- _Brief_:
Each entry below should be written out exactly as it is, with no pictures.

┌─ Working data

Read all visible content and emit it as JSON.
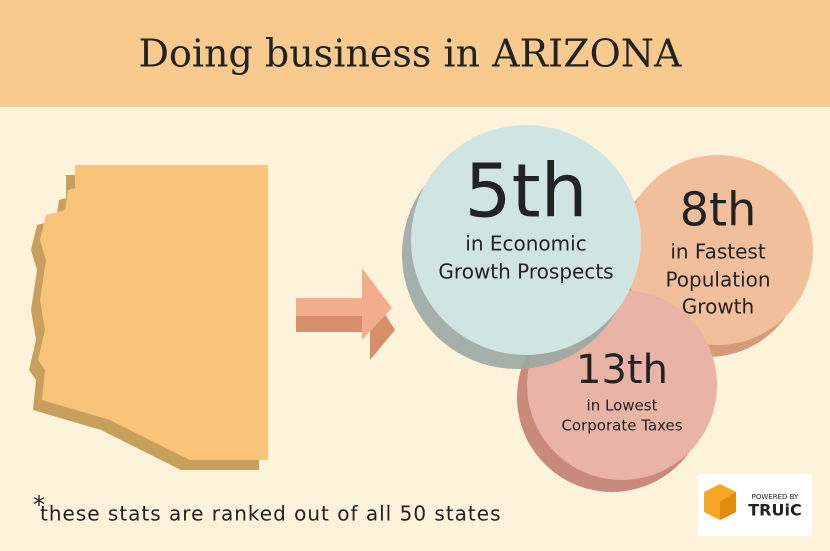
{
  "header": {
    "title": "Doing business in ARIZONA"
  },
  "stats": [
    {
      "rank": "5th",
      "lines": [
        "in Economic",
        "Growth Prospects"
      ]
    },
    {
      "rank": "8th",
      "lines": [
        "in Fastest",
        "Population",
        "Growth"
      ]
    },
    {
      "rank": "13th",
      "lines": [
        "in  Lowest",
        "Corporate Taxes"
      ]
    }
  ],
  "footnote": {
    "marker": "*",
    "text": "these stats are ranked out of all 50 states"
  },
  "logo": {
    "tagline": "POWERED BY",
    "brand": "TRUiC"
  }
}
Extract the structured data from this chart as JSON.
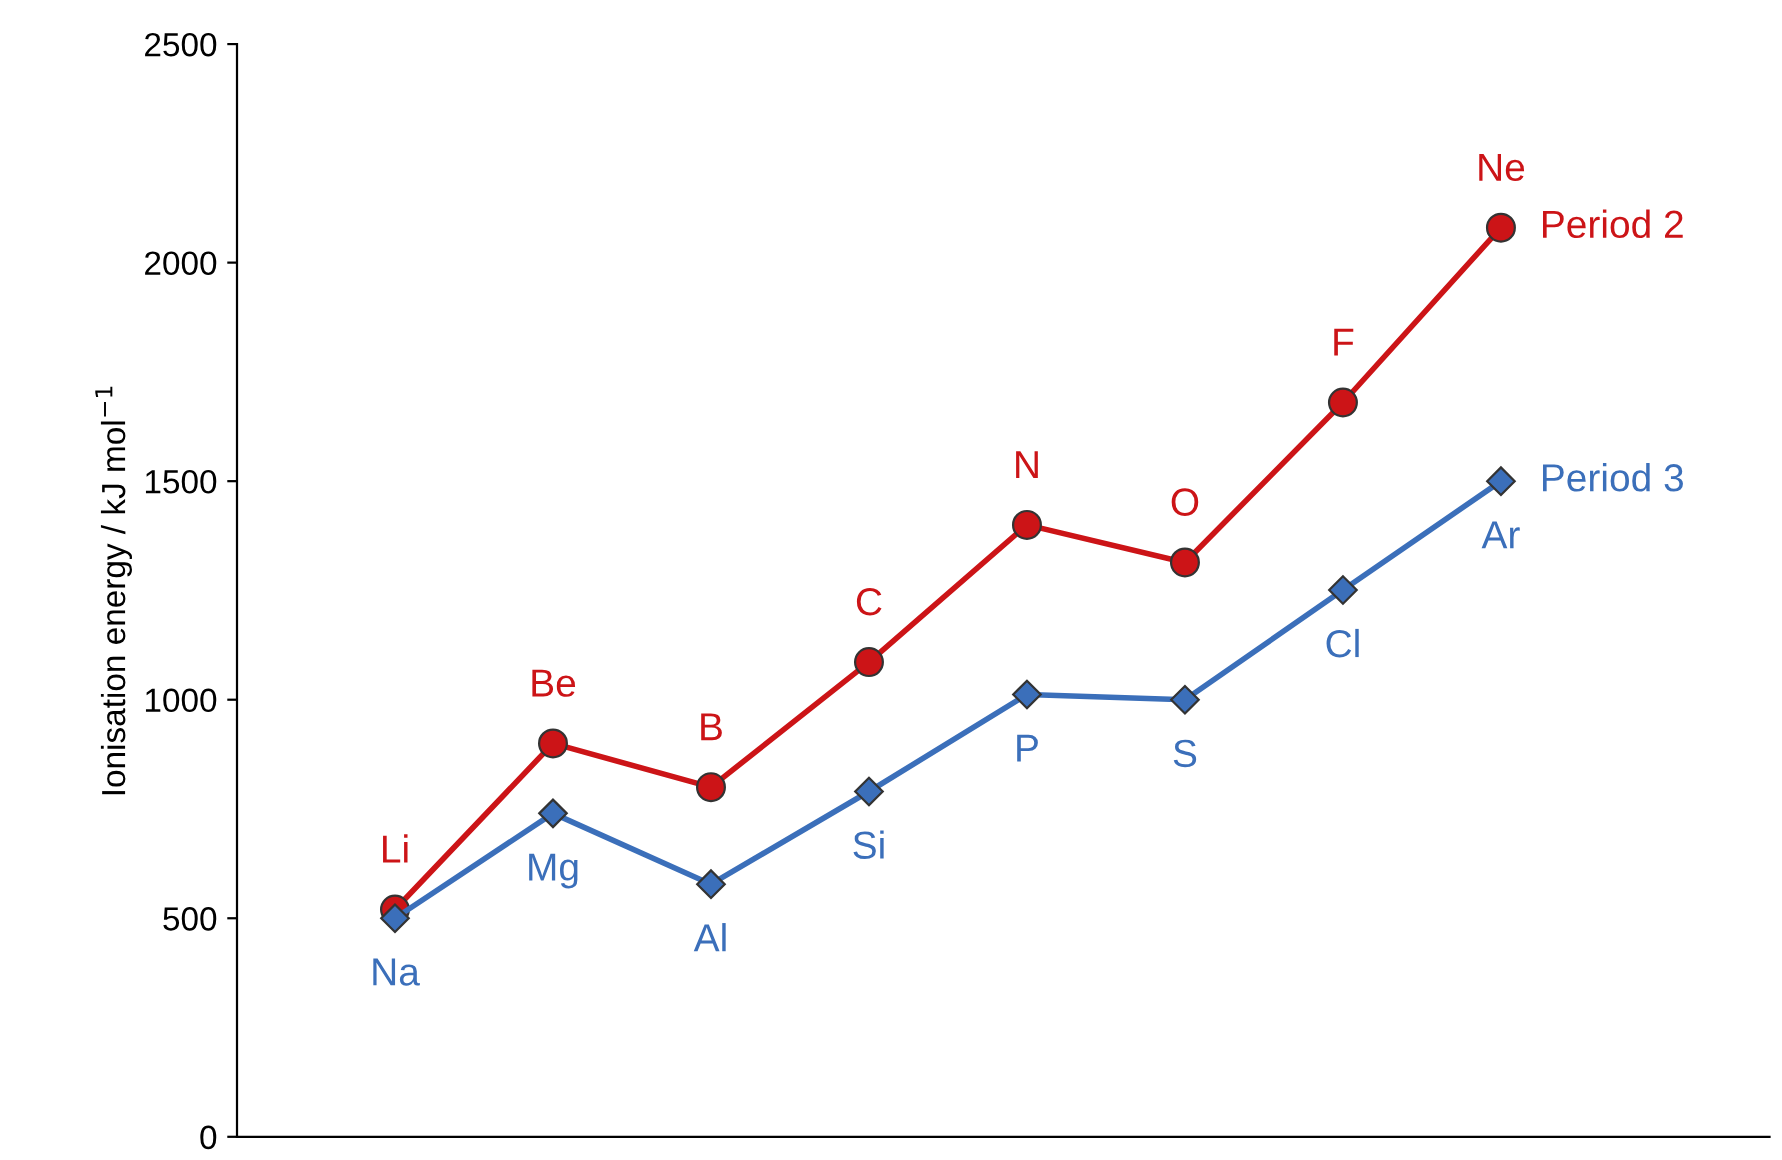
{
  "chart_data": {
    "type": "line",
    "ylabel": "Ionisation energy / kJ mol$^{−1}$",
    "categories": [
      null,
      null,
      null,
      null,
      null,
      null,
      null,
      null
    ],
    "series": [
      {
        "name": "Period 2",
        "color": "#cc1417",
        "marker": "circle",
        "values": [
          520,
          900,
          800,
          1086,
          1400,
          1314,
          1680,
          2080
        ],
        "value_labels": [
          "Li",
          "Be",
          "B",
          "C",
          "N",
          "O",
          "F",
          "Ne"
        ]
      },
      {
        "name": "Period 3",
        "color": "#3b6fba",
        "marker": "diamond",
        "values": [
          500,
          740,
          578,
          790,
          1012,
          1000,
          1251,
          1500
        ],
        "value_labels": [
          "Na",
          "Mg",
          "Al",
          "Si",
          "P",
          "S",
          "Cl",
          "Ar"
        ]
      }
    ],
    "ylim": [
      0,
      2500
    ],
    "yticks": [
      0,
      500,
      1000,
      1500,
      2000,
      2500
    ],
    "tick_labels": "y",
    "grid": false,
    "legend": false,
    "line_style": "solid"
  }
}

└─

- _Response to the exercise_:
Read all visible content and emit it as JSON.
{
  "header": {
    "title": "Doing business in ARIZONA"
  },
  "stats": [
    {
      "rank": "5th",
      "lines": [
        "in Economic",
        "Growth Prospects"
      ]
    },
    {
      "rank": "8th",
      "lines": [
        "in Fastest",
        "Population",
        "Growth"
      ]
    },
    {
      "rank": "13th",
      "lines": [
        "in  Lowest",
        "Corporate Taxes"
      ]
    }
  ],
  "footnote": {
    "marker": "*",
    "text": "these stats are ranked out of all 50 states"
  },
  "logo": {
    "tagline": "POWERED BY",
    "brand": "TRUiC"
  }
}
Extract the structured data from this chart as JSON.
{
  "chart_data": {
    "type": "line",
    "ylabel": "Ionisation energy / kJ mol$^{−1}$",
    "categories": [
      null,
      null,
      null,
      null,
      null,
      null,
      null,
      null
    ],
    "series": [
      {
        "name": "Period 2",
        "color": "#cc1417",
        "marker": "circle",
        "values": [
          520,
          900,
          800,
          1086,
          1400,
          1314,
          1680,
          2080
        ],
        "value_labels": [
          "Li",
          "Be",
          "B",
          "C",
          "N",
          "O",
          "F",
          "Ne"
        ]
      },
      {
        "name": "Period 3",
        "color": "#3b6fba",
        "marker": "diamond",
        "values": [
          500,
          740,
          578,
          790,
          1012,
          1000,
          1251,
          1500
        ],
        "value_labels": [
          "Na",
          "Mg",
          "Al",
          "Si",
          "P",
          "S",
          "Cl",
          "Ar"
        ]
      }
    ],
    "ylim": [
      0,
      2500
    ],
    "yticks": [
      0,
      500,
      1000,
      1500,
      2000,
      2500
    ],
    "tick_labels": "y",
    "grid": false,
    "legend": false,
    "line_style": "solid"
  }
}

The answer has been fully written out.